- **WHAT IS ASKED**:
Write out the line with "Convert this document image to plain text." and every later line through the end of the data below, exactly as given, with no pictures in the copy.

Start

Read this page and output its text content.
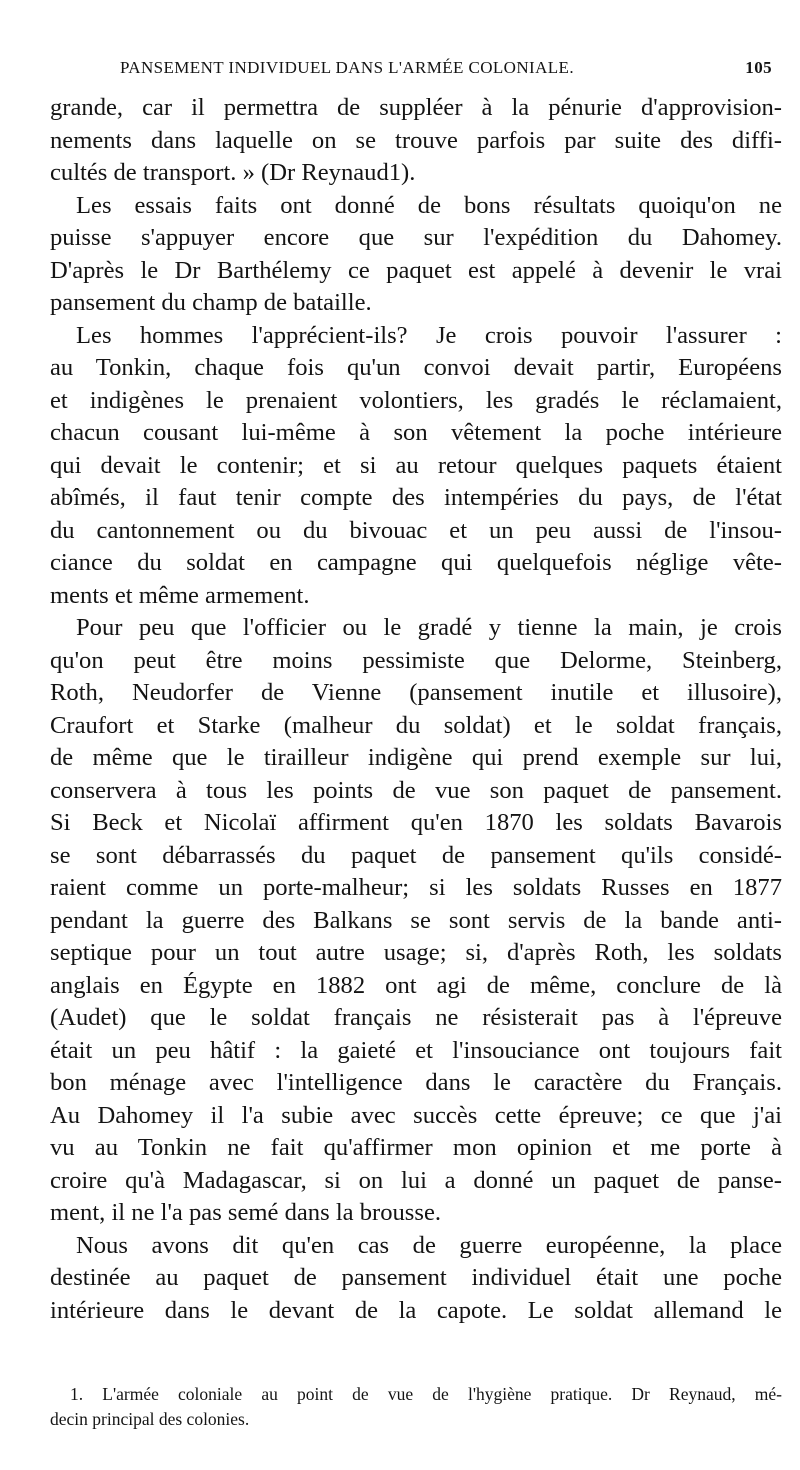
PANSEMENT INDIVIDUEL DANS L'ARMÉE COLONIALE.	105
grande, car il permettra de suppléer à la pénurie d'approvision-
nements dans laquelle on se trouve parfois par suite des diffi-
cultés de transport. » (Dr Reynaud1).
Les essais faits ont donné de bons résultats quoiqu'on ne
puisse s'appuyer encore que sur l'expédition du Dahomey.
D'après le Dr Barthélemy ce paquet est appelé à devenir le vrai
pansement du champ de bataille.
Les hommes l'apprécient-ils? Je crois pouvoir l'assurer :
au Tonkin, chaque fois qu'un convoi devait partir, Européens
et indigènes le prenaient volontiers, les gradés le réclamaient,
chacun cousant lui-même à son vêtement la poche intérieure
qui devait le contenir; et si au retour quelques paquets étaient
abîmés, il faut tenir compte des intempéries du pays, de l'état
du cantonnement ou du bivouac et un peu aussi de l'insou-
ciance du soldat en campagne qui quelquefois néglige vête-
ments et même armement.
Pour peu que l'officier ou le gradé y tienne la main, je crois
qu'on peut être moins pessimiste que Delorme, Steinberg,
Roth, Neudorfer de Vienne (pansement inutile et illusoire),
Craufort et Starke (malheur du soldat) et le soldat français,
de même que le tirailleur indigène qui prend exemple sur lui,
conservera à tous les points de vue son paquet de pansement.
Si Beck et Nicolaï affirment qu'en 1870 les soldats Bavarois
se sont débarrassés du paquet de pansement qu'ils considé-
raient comme un porte-malheur; si les soldats Russes en 1877
pendant la guerre des Balkans se sont servis de la bande anti-
septique pour un tout autre usage; si, d'après Roth, les soldats
anglais en Égypte en 1882 ont agi de même, conclure de là
(Audet) que le soldat français ne résisterait pas à l'épreuve
était un peu hâtif : la gaieté et l'insouciance ont toujours fait
bon ménage avec l'intelligence dans le caractère du Français.
Au Dahomey il l'a subie avec succès cette épreuve; ce que j'ai
vu au Tonkin ne fait qu'affirmer mon opinion et me porte à
croire qu'à Madagascar, si on lui a donné un paquet de panse-
ment, il ne l'a pas semé dans la brousse.
Nous avons dit qu'en cas de guerre européenne, la place
destinée au paquet de pansement individuel était une poche
intérieure dans le devant de la capote. Le soldat allemand le
1. L'armée coloniale au point de vue de l'hygiène pratique. Dr Reynaud, mé-
decin principal des colonies.
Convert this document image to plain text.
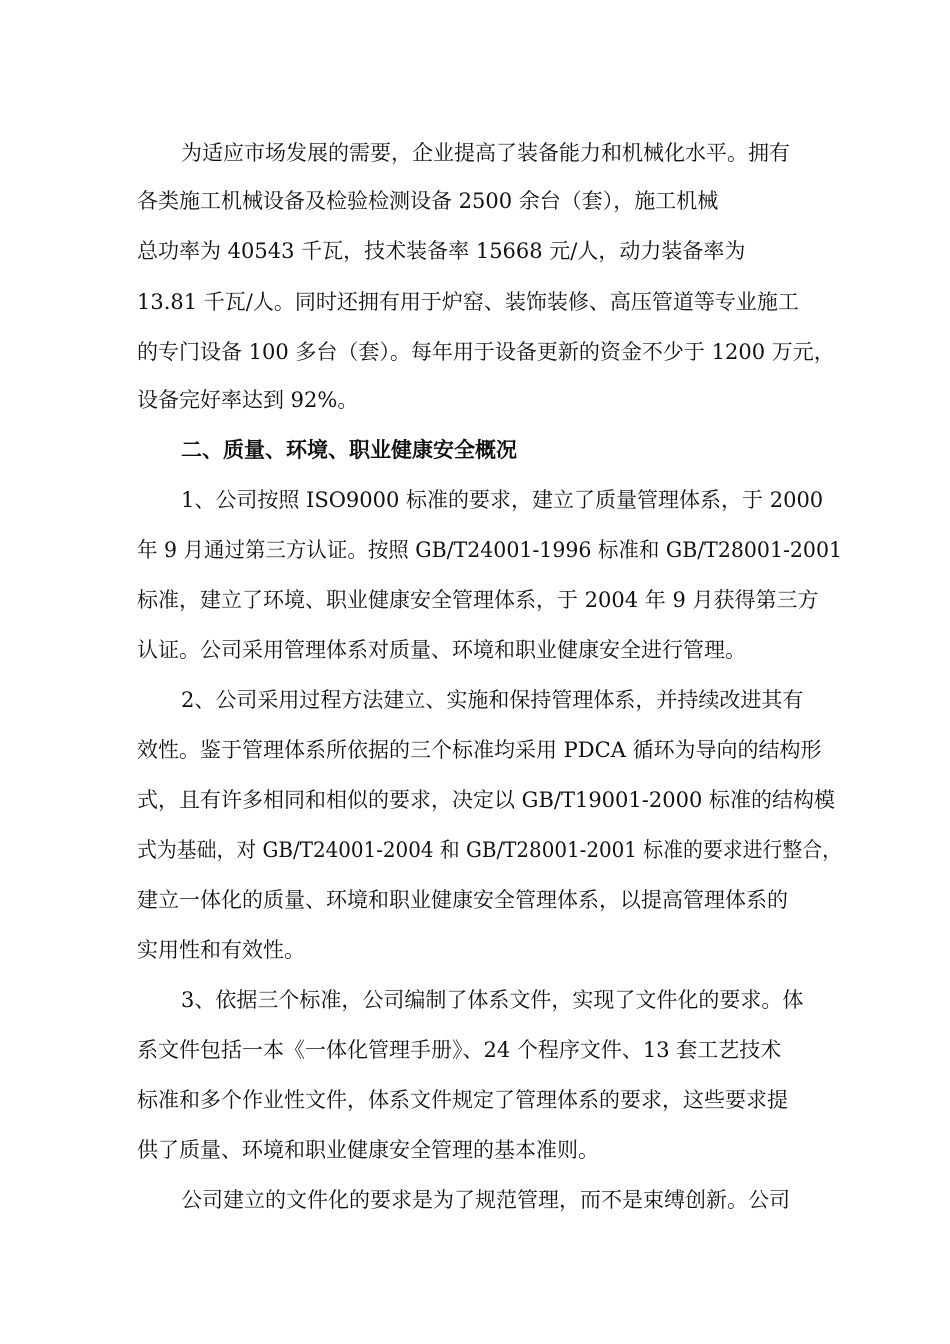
为适应市场发展的需要，企业提高了装备能力和机械化水平。拥有
各类施工机械设备及检验检测设备 2500 余台（套），施工机械
总功率为 40543 千瓦，技术装备率 15668 元/人，动力装备率为
13.81 千瓦/人。同时还拥有用于炉窑、装饰装修、高压管道等专业施工
的专门设备 100 多台（套）。每年用于设备更新的资金不少于 1200 万元，
设备完好率达到 92%。
二、质量、环境、职业健康安全概况
1、公司按照 ISO9000 标准的要求，建立了质量管理体系，于 2000
年 9 月通过第三方认证。按照 GB/T24001-1996 标准和 GB/T28001-2001
标准，建立了环境、职业健康安全管理体系，于 2004 年 9 月获得第三方
认证。公司采用管理体系对质量、环境和职业健康安全进行管理。
2、公司采用过程方法建立、实施和保持管理体系，并持续改进其有
效性。鉴于管理体系所依据的三个标准均采用 PDCA 循环为导向的结构形
式，且有许多相同和相似的要求，决定以 GB/T19001-2000 标准的结构模
式为基础，对 GB/T24001-2004 和 GB/T28001-2001 标准的要求进行整合，
建立一体化的质量、环境和职业健康安全管理体系，以提高管理体系的
实用性和有效性。
3、依据三个标准，公司编制了体系文件，实现了文件化的要求。体
系文件包括一本《一体化管理手册》、24 个程序文件、13 套工艺技术
标准和多个作业性文件，体系文件规定了管理体系的要求，这些要求提
供了质量、环境和职业健康安全管理的基本准则。
公司建立的文件化的要求是为了规范管理，而不是束缚创新。公司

End

- **REPLY TO THE EXERCISE**:
Convert this document image to plain text.
为适应市场发展的需要，企业提高了装备能力和机械化水平。拥有
各类施工机械设备及检验检测设备 2500 余台（套），施工机械
总功率为 40543 千瓦，技术装备率 15668 元/人，动力装备率为
13.81 千瓦/人。同时还拥有用于炉窑、装饰装修、高压管道等专业施工
的专门设备 100 多台（套）。每年用于设备更新的资金不少于 1200 万元，
设备完好率达到 92%。
二、质量、环境、职业健康安全概况
1、公司按照 ISO9000 标准的要求，建立了质量管理体系，于 2000
年 9 月通过第三方认证。按照 GB/T24001-1996 标准和 GB/T28001-2001
标准，建立了环境、职业健康安全管理体系，于 2004 年 9 月获得第三方
认证。公司采用管理体系对质量、环境和职业健康安全进行管理。
2、公司采用过程方法建立、实施和保持管理体系，并持续改进其有
效性。鉴于管理体系所依据的三个标准均采用 PDCA 循环为导向的结构形
式，且有许多相同和相似的要求，决定以 GB/T19001-2000 标准的结构模
式为基础，对 GB/T24001-2004 和 GB/T28001-2001 标准的要求进行整合，
建立一体化的质量、环境和职业健康安全管理体系，以提高管理体系的
实用性和有效性。
3、依据三个标准，公司编制了体系文件，实现了文件化的要求。体
系文件包括一本《一体化管理手册》、24 个程序文件、13 套工艺技术
标准和多个作业性文件，体系文件规定了管理体系的要求，这些要求提
供了质量、环境和职业健康安全管理的基本准则。
公司建立的文件化的要求是为了规范管理，而不是束缚创新。公司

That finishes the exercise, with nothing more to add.